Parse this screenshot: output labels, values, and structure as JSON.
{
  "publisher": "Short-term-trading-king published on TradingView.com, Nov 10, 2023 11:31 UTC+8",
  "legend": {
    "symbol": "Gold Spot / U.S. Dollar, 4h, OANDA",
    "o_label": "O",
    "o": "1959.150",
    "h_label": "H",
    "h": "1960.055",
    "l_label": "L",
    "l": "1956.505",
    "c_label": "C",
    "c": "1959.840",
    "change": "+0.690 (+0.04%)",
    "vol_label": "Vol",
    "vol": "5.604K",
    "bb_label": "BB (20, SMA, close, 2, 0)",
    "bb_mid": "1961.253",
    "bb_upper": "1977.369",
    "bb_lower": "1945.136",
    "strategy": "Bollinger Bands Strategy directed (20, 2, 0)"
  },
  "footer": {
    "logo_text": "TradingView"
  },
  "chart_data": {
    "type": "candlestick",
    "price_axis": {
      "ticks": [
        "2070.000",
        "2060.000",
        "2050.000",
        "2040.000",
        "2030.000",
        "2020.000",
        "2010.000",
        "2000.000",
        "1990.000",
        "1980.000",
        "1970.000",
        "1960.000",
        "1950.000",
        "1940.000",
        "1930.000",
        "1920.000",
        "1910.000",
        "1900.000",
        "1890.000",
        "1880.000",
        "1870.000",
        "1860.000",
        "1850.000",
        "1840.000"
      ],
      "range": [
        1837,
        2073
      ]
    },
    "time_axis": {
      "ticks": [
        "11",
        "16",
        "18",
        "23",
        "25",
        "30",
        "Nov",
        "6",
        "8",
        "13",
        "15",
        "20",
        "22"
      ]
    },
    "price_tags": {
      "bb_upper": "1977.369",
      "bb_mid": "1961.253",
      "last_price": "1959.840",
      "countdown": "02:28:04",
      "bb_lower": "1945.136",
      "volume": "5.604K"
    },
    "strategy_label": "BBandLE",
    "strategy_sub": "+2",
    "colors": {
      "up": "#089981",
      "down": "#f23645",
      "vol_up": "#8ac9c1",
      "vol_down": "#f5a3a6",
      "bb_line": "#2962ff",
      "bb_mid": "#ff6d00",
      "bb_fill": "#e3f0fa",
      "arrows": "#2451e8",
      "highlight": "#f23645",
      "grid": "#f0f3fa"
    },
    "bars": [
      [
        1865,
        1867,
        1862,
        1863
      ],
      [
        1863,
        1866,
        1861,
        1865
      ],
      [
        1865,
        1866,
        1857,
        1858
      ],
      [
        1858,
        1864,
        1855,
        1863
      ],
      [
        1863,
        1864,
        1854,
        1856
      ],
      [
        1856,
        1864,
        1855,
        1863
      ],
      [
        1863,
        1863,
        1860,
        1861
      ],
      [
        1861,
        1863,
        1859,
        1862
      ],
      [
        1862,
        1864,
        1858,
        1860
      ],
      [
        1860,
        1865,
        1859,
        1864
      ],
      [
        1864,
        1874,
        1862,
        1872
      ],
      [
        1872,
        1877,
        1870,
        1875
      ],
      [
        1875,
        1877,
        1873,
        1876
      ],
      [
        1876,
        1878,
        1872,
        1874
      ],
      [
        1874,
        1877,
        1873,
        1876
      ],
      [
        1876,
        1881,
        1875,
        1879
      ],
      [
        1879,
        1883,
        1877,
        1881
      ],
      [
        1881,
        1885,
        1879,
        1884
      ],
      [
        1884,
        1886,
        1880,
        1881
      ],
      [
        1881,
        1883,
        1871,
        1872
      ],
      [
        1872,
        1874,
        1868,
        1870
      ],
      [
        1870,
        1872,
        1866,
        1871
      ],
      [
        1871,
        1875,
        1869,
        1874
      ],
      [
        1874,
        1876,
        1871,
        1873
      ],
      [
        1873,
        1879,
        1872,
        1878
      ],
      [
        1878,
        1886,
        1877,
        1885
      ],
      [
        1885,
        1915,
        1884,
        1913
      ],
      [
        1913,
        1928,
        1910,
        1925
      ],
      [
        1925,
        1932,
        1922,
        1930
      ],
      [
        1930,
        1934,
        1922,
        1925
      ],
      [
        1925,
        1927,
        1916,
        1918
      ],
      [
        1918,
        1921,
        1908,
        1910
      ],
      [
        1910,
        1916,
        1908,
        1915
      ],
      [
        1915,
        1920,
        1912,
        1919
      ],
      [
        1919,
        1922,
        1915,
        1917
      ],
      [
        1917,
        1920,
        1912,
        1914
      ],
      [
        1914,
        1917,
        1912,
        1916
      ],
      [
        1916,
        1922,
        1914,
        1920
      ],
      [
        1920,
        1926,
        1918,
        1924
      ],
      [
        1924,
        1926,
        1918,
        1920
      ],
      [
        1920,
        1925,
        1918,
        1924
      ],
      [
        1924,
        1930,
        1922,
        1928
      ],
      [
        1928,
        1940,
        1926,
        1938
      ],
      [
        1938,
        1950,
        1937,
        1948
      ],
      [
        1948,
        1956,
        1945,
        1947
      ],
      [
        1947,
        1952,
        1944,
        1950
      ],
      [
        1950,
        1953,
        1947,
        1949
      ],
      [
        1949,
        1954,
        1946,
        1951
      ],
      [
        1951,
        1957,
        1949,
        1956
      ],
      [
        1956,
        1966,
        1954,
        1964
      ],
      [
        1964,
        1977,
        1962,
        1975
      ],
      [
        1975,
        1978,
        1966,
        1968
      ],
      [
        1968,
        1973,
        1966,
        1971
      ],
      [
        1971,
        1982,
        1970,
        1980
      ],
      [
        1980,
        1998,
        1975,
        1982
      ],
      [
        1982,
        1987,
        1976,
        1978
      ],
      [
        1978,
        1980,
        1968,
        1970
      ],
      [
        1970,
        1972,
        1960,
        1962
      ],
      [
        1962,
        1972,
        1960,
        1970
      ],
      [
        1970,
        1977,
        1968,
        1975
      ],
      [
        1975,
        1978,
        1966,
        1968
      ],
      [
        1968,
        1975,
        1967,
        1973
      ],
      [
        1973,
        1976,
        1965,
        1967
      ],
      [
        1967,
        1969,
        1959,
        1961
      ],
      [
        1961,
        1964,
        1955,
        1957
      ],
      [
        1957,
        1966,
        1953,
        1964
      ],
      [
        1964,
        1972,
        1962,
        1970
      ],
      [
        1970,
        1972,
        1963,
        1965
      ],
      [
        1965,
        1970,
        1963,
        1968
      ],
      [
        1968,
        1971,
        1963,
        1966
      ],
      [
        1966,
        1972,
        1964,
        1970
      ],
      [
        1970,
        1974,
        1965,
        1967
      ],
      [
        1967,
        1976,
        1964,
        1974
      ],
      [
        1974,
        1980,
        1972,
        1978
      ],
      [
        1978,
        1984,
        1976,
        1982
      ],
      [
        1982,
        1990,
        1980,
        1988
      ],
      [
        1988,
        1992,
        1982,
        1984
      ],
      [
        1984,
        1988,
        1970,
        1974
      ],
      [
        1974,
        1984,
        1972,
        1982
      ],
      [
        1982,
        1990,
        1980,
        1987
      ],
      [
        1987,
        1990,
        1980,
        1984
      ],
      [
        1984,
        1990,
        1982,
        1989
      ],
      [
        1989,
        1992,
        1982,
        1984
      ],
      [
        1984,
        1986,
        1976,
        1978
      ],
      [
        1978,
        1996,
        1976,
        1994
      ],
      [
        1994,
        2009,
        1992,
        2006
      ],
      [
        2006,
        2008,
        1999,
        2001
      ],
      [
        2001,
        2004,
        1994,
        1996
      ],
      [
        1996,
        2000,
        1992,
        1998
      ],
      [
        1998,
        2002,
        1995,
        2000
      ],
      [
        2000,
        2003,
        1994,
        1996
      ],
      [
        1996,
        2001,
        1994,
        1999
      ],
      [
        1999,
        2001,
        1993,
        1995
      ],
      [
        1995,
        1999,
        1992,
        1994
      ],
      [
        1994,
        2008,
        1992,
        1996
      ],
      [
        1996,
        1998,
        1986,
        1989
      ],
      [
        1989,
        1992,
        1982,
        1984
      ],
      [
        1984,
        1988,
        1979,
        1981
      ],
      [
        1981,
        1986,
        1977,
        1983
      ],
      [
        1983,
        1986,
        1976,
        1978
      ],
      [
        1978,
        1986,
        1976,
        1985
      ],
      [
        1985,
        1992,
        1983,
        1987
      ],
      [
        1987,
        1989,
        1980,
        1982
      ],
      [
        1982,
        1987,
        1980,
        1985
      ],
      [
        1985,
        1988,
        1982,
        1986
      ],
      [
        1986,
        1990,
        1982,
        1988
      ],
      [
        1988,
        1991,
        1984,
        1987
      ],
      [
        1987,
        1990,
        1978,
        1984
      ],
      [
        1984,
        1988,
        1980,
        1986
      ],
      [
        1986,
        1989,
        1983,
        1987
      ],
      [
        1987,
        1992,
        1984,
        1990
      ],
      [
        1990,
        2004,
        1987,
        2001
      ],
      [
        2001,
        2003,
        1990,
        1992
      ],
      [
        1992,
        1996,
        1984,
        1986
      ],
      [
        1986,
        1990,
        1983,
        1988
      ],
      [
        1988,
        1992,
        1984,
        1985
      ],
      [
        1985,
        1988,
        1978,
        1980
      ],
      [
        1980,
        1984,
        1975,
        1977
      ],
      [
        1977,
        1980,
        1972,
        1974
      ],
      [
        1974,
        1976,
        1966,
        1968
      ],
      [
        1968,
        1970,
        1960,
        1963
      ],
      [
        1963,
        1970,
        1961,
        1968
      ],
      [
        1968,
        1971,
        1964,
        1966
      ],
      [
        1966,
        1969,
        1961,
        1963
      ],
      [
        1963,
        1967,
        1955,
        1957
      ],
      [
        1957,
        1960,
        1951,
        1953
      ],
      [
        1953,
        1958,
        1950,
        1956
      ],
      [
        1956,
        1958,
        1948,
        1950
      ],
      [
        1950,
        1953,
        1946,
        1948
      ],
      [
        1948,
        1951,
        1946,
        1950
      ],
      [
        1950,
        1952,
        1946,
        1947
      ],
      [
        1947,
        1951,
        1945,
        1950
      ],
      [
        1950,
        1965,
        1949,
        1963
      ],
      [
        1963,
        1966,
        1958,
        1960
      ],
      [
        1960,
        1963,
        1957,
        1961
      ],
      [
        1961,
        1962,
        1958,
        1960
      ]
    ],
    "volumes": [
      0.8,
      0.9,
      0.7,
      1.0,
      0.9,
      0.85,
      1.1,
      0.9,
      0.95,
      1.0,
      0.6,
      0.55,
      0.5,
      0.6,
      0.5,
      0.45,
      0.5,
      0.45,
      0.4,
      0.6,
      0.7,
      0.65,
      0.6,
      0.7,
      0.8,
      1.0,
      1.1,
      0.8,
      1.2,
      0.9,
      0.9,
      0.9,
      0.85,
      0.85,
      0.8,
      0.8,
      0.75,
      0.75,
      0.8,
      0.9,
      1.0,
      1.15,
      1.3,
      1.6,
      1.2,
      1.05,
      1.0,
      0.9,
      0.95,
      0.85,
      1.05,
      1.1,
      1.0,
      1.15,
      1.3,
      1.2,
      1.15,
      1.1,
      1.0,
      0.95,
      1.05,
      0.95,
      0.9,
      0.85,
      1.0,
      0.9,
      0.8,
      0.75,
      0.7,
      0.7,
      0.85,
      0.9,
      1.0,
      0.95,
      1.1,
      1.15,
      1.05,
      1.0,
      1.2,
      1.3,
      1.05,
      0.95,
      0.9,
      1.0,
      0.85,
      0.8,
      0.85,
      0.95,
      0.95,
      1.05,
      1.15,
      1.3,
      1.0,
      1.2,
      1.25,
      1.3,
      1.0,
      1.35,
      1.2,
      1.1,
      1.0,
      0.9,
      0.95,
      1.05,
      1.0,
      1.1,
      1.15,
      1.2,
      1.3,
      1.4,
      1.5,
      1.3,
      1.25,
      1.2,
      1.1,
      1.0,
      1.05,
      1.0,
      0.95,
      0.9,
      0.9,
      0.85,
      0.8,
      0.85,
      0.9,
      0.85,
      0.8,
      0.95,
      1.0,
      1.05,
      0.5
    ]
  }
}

**Stated exercise:**
Search the records for the word "TradingView", then list every line that has it.

**Result for this task:**
  "publisher": "Short-term-trading-king published on TradingView.com, Nov 10, 2023 11:31 UTC+8",
    "logo_text": "TradingView"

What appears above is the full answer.